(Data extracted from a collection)
-*-*-
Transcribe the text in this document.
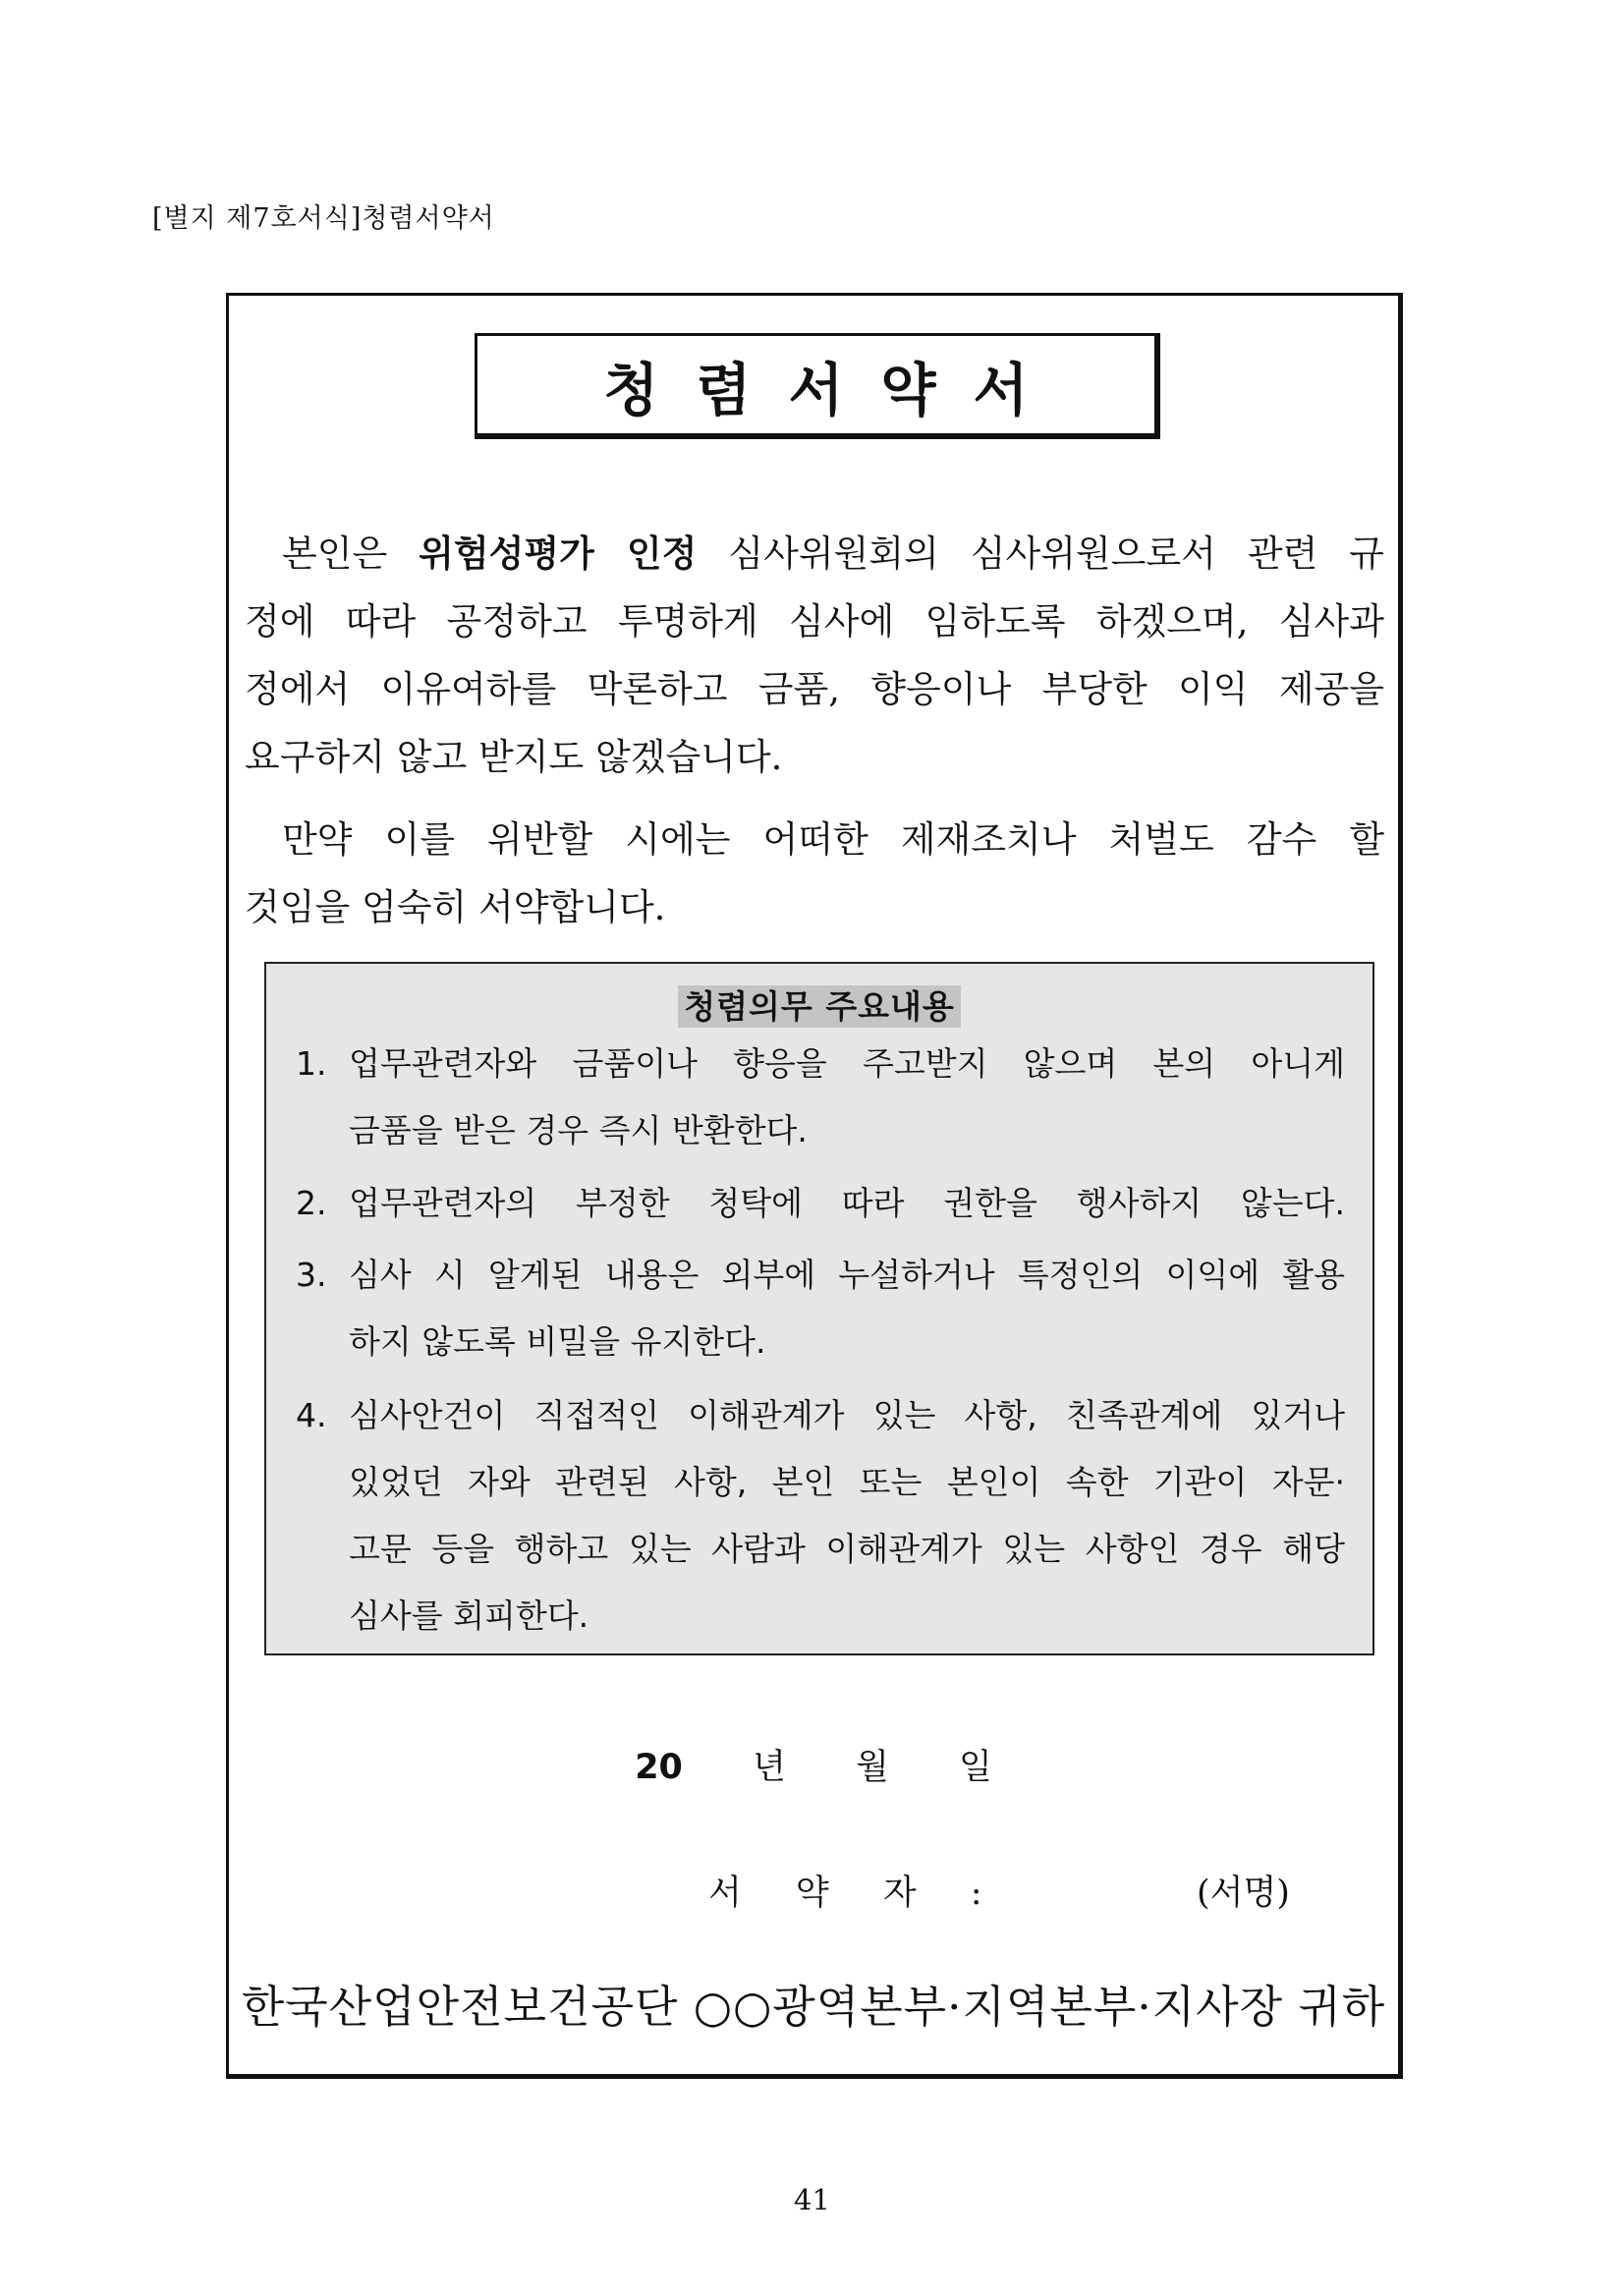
[별지 제7호서식]청렴서약서
청렴서약서
본인은 위험성평가 인정 심사위원회의 심사위원으로서 관련 규
정에 따라 공정하고 투명하게 심사에 임하도록 하겠으며, 심사과
정에서 이유여하를 막론하고 금품, 향응이나 부당한 이익 제공을
요구하지 않고 받지도 않겠습니다.
만약 이를 위반할 시에는 어떠한 제재조치나 처벌도 감수 할
것임을 엄숙히 서약합니다.
청렴의무 주요내용
1. 업무관련자와 금품이나 향응을 주고받지 않으며 본의 아니게
금품을 받은 경우 즉시 반환한다.
2. 업무관련자의 부정한 청탁에 따라 권한을 행사하지 않는다.
3. 심사 시 알게된 내용은 외부에 누설하거나 특정인의 이익에 활용
하지 않도록 비밀을 유지한다.
4. 심사안건이 직접적인 이해관계가 있는 사항, 친족관계에 있거나
있었던 자와 관련된 사항, 본인 또는 본인이 속한 기관이 자문·
고문 등을 행하고 있는 사람과 이해관계가 있는 사항인 경우 해당
심사를 회피한다.
20 년 월 일
서 약 자 :	(서명)
한국산업안전보건공단 ○○광역본부·지역본부·지사장 귀하
41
-*-*-
• [Aim]:
Copy out the lines that hold "이해관계가".

• [The answer]:
4. 심사안건이 직접적인 이해관계가 있는 사항, 친족관계에 있거나
고문 등을 행하고 있는 사람과 이해관계가 있는 사항인 경우 해당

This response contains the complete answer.